Records
• • • • • • •

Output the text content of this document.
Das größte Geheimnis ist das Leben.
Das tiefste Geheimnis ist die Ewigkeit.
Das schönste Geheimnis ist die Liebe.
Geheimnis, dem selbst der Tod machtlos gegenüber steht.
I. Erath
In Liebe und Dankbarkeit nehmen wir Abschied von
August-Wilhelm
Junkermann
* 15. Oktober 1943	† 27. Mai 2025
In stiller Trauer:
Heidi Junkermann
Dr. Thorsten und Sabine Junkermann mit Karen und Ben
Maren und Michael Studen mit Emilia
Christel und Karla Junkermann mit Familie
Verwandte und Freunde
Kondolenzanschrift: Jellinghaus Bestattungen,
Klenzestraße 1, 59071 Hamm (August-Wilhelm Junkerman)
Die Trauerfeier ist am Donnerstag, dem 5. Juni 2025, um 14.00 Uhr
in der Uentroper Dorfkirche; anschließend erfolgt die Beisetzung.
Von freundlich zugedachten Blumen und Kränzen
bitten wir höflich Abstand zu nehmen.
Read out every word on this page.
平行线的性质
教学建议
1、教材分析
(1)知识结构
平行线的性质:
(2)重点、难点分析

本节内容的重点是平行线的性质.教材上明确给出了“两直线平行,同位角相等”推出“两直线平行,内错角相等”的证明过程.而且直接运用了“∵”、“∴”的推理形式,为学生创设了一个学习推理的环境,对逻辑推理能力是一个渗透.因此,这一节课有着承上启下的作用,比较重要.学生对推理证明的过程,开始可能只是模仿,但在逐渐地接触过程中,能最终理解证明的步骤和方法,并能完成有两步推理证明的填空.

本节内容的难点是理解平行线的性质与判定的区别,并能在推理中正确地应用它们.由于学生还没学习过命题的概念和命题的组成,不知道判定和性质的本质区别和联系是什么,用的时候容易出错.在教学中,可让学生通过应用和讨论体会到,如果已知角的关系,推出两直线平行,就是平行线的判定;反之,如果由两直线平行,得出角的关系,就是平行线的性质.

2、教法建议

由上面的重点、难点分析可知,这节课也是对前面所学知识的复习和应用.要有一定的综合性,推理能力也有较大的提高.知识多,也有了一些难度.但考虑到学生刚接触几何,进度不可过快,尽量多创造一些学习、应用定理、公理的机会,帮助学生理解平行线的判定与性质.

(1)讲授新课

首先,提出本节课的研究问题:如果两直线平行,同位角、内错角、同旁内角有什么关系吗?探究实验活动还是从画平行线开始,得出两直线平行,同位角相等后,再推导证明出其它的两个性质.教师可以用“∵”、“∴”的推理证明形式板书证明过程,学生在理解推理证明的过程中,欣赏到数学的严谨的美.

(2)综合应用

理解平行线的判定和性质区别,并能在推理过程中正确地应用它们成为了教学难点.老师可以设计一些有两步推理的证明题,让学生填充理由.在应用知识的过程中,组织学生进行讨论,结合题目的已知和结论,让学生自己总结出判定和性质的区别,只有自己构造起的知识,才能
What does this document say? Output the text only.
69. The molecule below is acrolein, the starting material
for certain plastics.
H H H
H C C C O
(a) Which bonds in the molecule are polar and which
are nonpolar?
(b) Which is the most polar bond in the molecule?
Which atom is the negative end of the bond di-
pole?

• • • • • • •

== WRITTEN REQUEST ==
Using the material above, print every entry exactly as written.

== EXERCISE SOLUTION ==
Output the text content of this document.
Das größte Geheimnis ist das Leben.
Das tiefste Geheimnis ist die Ewigkeit.
Das schönste Geheimnis ist die Liebe.
Geheimnis, dem selbst der Tod machtlos gegenüber steht.
I. Erath
In Liebe und Dankbarkeit nehmen wir Abschied von
August-Wilhelm
Junkermann
* 15. Oktober 1943	† 27. Mai 2025
In stiller Trauer:
Heidi Junkermann
Dr. Thorsten und Sabine Junkermann mit Karen und Ben
Maren und Michael Studen mit Emilia
Christel und Karla Junkermann mit Familie
Verwandte und Freunde
Kondolenzanschrift: Jellinghaus Bestattungen,
Klenzestraße 1, 59071 Hamm (August-Wilhelm Junkerman)
Die Trauerfeier ist am Donnerstag, dem 5. Juni 2025, um 14.00 Uhr
in der Uentroper Dorfkirche; anschließend erfolgt die Beisetzung.
Von freundlich zugedachten Blumen und Kränzen
bitten wir höflich Abstand zu nehmen.
Read out every word on this page.
平行线的性质
教学建议
1、教材分析
(1)知识结构
平行线的性质:
(2)重点、难点分析

本节内容的重点是平行线的性质.教材上明确给出了“两直线平行,同位角相等”推出“两直线平行,内错角相等”的证明过程.而且直接运用了“∵”、“∴”的推理形式,为学生创设了一个学习推理的环境,对逻辑推理能力是一个渗透.因此,这一节课有着承上启下的作用,比较重要.学生对推理证明的过程,开始可能只是模仿,但在逐渐地接触过程中,能最终理解证明的步骤和方法,并能完成有两步推理证明的填空.

本节内容的难点是理解平行线的性质与判定的区别,并能在推理中正确地应用它们.由于学生还没学习过命题的概念和命题的组成,不知道判定和性质的本质区别和联系是什么,用的时候容易出错.在教学中,可让学生通过应用和讨论体会到,如果已知角的关系,推出两直线平行,就是平行线的判定;反之,如果由两直线平行,得出角的关系,就是平行线的性质.

2、教法建议

由上面的重点、难点分析可知,这节课也是对前面所学知识的复习和应用.要有一定的综合性,推理能力也有较大的提高.知识多,也有了一些难度.但考虑到学生刚接触几何,进度不可过快,尽量多创造一些学习、应用定理、公理的机会,帮助学生理解平行线的判定与性质.

(1)讲授新课

首先,提出本节课的研究问题:如果两直线平行,同位角、内错角、同旁内角有什么关系吗?探究实验活动还是从画平行线开始,得出两直线平行,同位角相等后,再推导证明出其它的两个性质.教师可以用“∵”、“∴”的推理证明形式板书证明过程,学生在理解推理证明的过程中,欣赏到数学的严谨的美.

(2)综合应用

理解平行线的判定和性质区别,并能在推理过程中正确地应用它们成为了教学难点.老师可以设计一些有两步推理的证明题,让学生填充理由.在应用知识的过程中,组织学生进行讨论,结合题目的已知和结论,让学生自己总结出判定和性质的区别,只有自己构造起的知识,才能
What does this document say? Output the text only.
69. The molecule below is acrolein, the starting material
for certain plastics.
H H H
H C C C O
(a) Which bonds in the molecule are polar and which
are nonpolar?
(b) Which is the most polar bond in the molecule?
Which atom is the negative end of the bond di-
pole?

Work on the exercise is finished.